▸ **GIVEN EXERCISE**
In the FP Messages page below, can you extract verbatim the passage that starts with the words containing "- Originator of" and ends with "as known client."?

▸ **TEXT EXTRACT**
++++++++++

FP Messages
From ETaxonomy
General Concepts
Informal description of atomic messages: One message = one purpose!!!
What is "message originator" (person? client?) Perhaps both, thus Header element <xsd:element name="Originator"/> as a complex type consisting of a GUID for the node that originates a message and a string that represents an (untrusted) assertion by the client software of the name of the person who is logged in and using the client to generate the message.
Multiple clients at same node? Probably easier than not
Atomicity of Message filtering? All or none for now.
Message arguments
- Network object ID (or list of same[?])
Tradeoff - send message multiple times, or send large complex messages. Implementation level decision?
- Operation ID
What kind of message is this (FP_TAXON_COMMENT). Extensible and schema based? Portal to community is another edge where messages apply - privileged on one side, not privileged on the other (relevance of xml access controls).
- Originator of Message
- machine
- person
- Message Signature
- Signature by the client code that generated the message, Public key available in the network to validate signature and source of message as known client.
- Destination of message ??
Do messages get filtered on origination (symmetrical to filter on reception?) Are there messages where the destination is other than broadcast on network? Message destination other than access point may be irrelevant as this level of message handling is handled by the messaging system.
- Message content - still needs elucidation.
- See message types below
Sets
Is a Set immutable? One app is stuff that is seemingly a dup, but isn't, or isn't but something determines later that it is.
Are sets non-intersecting?
What are relations between Sets.
How is a Set defined? Hopefully some mix of automatic and people-originated. Replace "Set" with "Cataloged (Virtual)Container" ?
Other General Comments
Sites as collections
Primitive is cataloged collection object?
Composite objects: what investigates passing messages down to composite pieces?
"Cataloged" = "GUIDable"?
Value to an FP network of "I want to know if these investigators ever begin working on these network objects (or objects defined by these properties). Also, "What are the stuff other people say the above is met; subscribe me to those")
Need authentication of agents (people or software), whether or not through a node, perhaps only through a portal.
Potential Client to Network Messages Listed in Use Cases
Use Case Find Duplicates
- findDuplicates
- makeQuery
- findSets
- makeAssertion FP_ANNOTATION
- addToSet
Use Case AnnotateSpecimen
- makeAnnotation FP_ANNOTATION
- makeCorrection FP_ANNOTATION + rules ApplePieRules
- addNewInformation FP_ANNOTATION + rules ApplePieRules
- makeNewDetermination FP_ANNOTATION + rules for new determination ApplePieRules.

++++++++++

▸ **DATA SEGMENT**
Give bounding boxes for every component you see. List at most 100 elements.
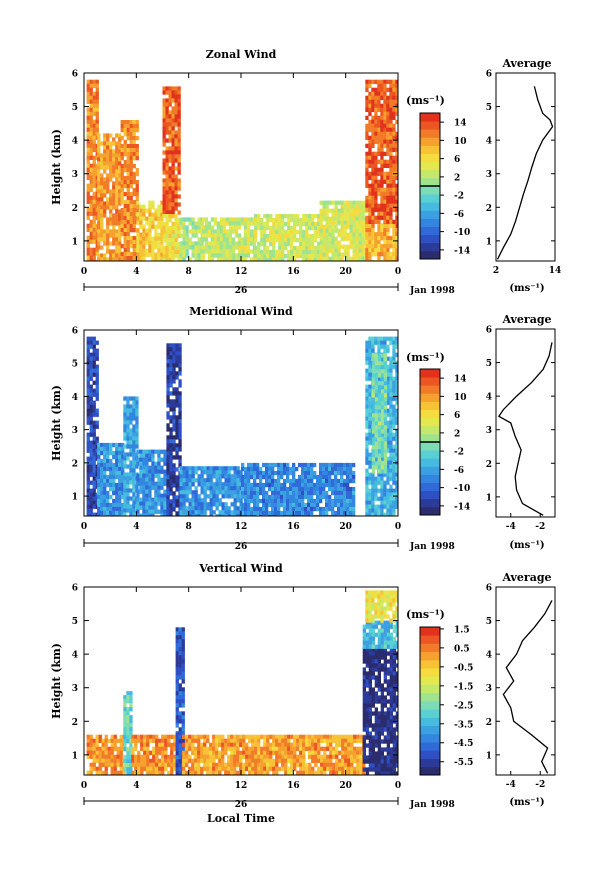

++++++++++

▸ **TASK RESPONSE**
- Originator of Message
- machine
- person
- Message Signature
- Signature by the client code that generated the message, Public key available in the network to validate signature and source of message as known client.